··· Input for this task ···

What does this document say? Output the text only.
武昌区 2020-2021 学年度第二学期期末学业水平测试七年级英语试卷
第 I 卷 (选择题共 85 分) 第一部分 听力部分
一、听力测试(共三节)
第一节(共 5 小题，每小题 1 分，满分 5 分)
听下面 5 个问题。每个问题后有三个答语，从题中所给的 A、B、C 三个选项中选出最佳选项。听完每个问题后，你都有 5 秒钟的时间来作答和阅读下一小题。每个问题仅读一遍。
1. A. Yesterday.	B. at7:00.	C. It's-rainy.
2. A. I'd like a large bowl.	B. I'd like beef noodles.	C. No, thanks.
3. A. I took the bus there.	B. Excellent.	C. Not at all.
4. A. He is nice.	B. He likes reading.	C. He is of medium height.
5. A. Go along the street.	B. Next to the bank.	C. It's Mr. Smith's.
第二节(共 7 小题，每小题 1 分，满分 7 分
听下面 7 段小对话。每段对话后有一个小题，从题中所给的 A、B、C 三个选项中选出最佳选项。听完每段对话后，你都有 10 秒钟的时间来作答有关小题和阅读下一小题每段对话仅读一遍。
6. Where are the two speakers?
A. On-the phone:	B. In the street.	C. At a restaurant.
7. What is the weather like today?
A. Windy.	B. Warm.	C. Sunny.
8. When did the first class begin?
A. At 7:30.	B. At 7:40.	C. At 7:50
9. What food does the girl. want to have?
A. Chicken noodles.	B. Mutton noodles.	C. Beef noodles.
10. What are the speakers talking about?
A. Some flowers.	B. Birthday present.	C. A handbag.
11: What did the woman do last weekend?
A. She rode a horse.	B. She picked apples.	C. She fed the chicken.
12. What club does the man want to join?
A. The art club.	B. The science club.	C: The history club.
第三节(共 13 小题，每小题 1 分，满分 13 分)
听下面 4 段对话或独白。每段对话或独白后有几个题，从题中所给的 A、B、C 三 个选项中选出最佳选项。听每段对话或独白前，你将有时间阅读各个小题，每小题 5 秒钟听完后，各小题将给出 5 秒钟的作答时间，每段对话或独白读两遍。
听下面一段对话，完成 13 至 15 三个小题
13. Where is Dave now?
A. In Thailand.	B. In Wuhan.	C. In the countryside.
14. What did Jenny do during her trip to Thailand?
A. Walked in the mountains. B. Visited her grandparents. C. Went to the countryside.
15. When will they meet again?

···

**Short task**
Recopy the entries above exactly, with every line included.

**Result**
What does this document say? Output the text only.
武昌区 2020-2021 学年度第二学期期末学业水平测试七年级英语试卷
第 I 卷 (选择题共 85 分) 第一部分 听力部分
一、听力测试(共三节)
第一节(共 5 小题，每小题 1 分，满分 5 分)
听下面 5 个问题。每个问题后有三个答语，从题中所给的 A、B、C 三个选项中选出最佳选项。听完每个问题后，你都有 5 秒钟的时间来作答和阅读下一小题。每个问题仅读一遍。
1. A. Yesterday.	B. at7:00.	C. It's-rainy.
2. A. I'd like a large bowl.	B. I'd like beef noodles.	C. No, thanks.
3. A. I took the bus there.	B. Excellent.	C. Not at all.
4. A. He is nice.	B. He likes reading.	C. He is of medium height.
5. A. Go along the street.	B. Next to the bank.	C. It's Mr. Smith's.
第二节(共 7 小题，每小题 1 分，满分 7 分
听下面 7 段小对话。每段对话后有一个小题，从题中所给的 A、B、C 三个选项中选出最佳选项。听完每段对话后，你都有 10 秒钟的时间来作答有关小题和阅读下一小题每段对话仅读一遍。
6. Where are the two speakers?
A. On-the phone:	B. In the street.	C. At a restaurant.
7. What is the weather like today?
A. Windy.	B. Warm.	C. Sunny.
8. When did the first class begin?
A. At 7:30.	B. At 7:40.	C. At 7:50
9. What food does the girl. want to have?
A. Chicken noodles.	B. Mutton noodles.	C. Beef noodles.
10. What are the speakers talking about?
A. Some flowers.	B. Birthday present.	C. A handbag.
11: What did the woman do last weekend?
A. She rode a horse.	B. She picked apples.	C. She fed the chicken.
12. What club does the man want to join?
A. The art club.	B. The science club.	C: The history club.
第三节(共 13 小题，每小题 1 分，满分 13 分)
听下面 4 段对话或独白。每段对话或独白后有几个题，从题中所给的 A、B、C 三 个选项中选出最佳选项。听每段对话或独白前，你将有时间阅读各个小题，每小题 5 秒钟听完后，各小题将给出 5 秒钟的作答时间，每段对话或独白读两遍。
听下面一段对话，完成 13 至 15 三个小题
13. Where is Dave now?
A. In Thailand.	B. In Wuhan.	C. In the countryside.
14. What did Jenny do during her trip to Thailand?
A. Walked in the mountains. B. Visited her grandparents. C. Went to the countryside.
15. When will they meet again?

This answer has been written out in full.